Collected data entries:
+-------+

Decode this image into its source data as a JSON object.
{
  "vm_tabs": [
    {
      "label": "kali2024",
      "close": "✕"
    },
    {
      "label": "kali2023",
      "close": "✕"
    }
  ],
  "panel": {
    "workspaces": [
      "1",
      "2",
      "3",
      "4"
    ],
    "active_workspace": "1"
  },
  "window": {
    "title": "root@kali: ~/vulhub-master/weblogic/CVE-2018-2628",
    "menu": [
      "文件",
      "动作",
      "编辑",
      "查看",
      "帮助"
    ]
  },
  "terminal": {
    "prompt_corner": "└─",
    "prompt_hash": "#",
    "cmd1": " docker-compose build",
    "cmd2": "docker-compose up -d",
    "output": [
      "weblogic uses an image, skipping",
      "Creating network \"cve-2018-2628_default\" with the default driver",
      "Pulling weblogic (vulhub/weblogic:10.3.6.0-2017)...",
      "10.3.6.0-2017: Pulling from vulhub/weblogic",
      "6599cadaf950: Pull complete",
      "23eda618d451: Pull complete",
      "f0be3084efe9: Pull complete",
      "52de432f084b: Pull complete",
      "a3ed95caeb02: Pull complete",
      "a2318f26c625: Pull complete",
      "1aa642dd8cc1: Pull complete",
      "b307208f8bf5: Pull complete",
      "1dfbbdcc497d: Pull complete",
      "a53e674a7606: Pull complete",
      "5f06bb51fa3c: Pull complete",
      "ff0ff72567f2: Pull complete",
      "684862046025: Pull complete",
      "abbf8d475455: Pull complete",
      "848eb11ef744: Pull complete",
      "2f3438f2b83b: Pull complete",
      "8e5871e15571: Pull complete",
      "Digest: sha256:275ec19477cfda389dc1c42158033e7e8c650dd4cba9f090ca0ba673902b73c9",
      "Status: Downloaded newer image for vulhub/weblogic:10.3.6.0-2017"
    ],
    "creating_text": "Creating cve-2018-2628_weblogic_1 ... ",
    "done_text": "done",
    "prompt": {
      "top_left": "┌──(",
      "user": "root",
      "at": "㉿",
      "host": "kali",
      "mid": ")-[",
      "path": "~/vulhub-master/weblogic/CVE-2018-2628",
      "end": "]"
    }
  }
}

+-------+

**EXERCISE AIM:** Transcribe the material exactly as it reads.

**THE OUTPUT:**
Decode this image into its source data as a JSON object.
{
  "vm_tabs": [
    {
      "label": "kali2024",
      "close": "✕"
    },
    {
      "label": "kali2023",
      "close": "✕"
    }
  ],
  "panel": {
    "workspaces": [
      "1",
      "2",
      "3",
      "4"
    ],
    "active_workspace": "1"
  },
  "window": {
    "title": "root@kali: ~/vulhub-master/weblogic/CVE-2018-2628",
    "menu": [
      "文件",
      "动作",
      "编辑",
      "查看",
      "帮助"
    ]
  },
  "terminal": {
    "prompt_corner": "└─",
    "prompt_hash": "#",
    "cmd1": " docker-compose build",
    "cmd2": "docker-compose up -d",
    "output": [
      "weblogic uses an image, skipping",
      "Creating network \"cve-2018-2628_default\" with the default driver",
      "Pulling weblogic (vulhub/weblogic:10.3.6.0-2017)...",
      "10.3.6.0-2017: Pulling from vulhub/weblogic",
      "6599cadaf950: Pull complete",
      "23eda618d451: Pull complete",
      "f0be3084efe9: Pull complete",
      "52de432f084b: Pull complete",
      "a3ed95caeb02: Pull complete",
      "a2318f26c625: Pull complete",
      "1aa642dd8cc1: Pull complete",
      "b307208f8bf5: Pull complete",
      "1dfbbdcc497d: Pull complete",
      "a53e674a7606: Pull complete",
      "5f06bb51fa3c: Pull complete",
      "ff0ff72567f2: Pull complete",
      "684862046025: Pull complete",
      "abbf8d475455: Pull complete",
      "848eb11ef744: Pull complete",
      "2f3438f2b83b: Pull complete",
      "8e5871e15571: Pull complete",
      "Digest: sha256:275ec19477cfda389dc1c42158033e7e8c650dd4cba9f090ca0ba673902b73c9",
      "Status: Downloaded newer image for vulhub/weblogic:10.3.6.0-2017"
    ],
    "creating_text": "Creating cve-2018-2628_weblogic_1 ... ",
    "done_text": "done",
    "prompt": {
      "top_left": "┌──(",
      "user": "root",
      "at": "㉿",
      "host": "kali",
      "mid": ")-[",
      "path": "~/vulhub-master/weblogic/CVE-2018-2628",
      "end": "]"
    }
  }
}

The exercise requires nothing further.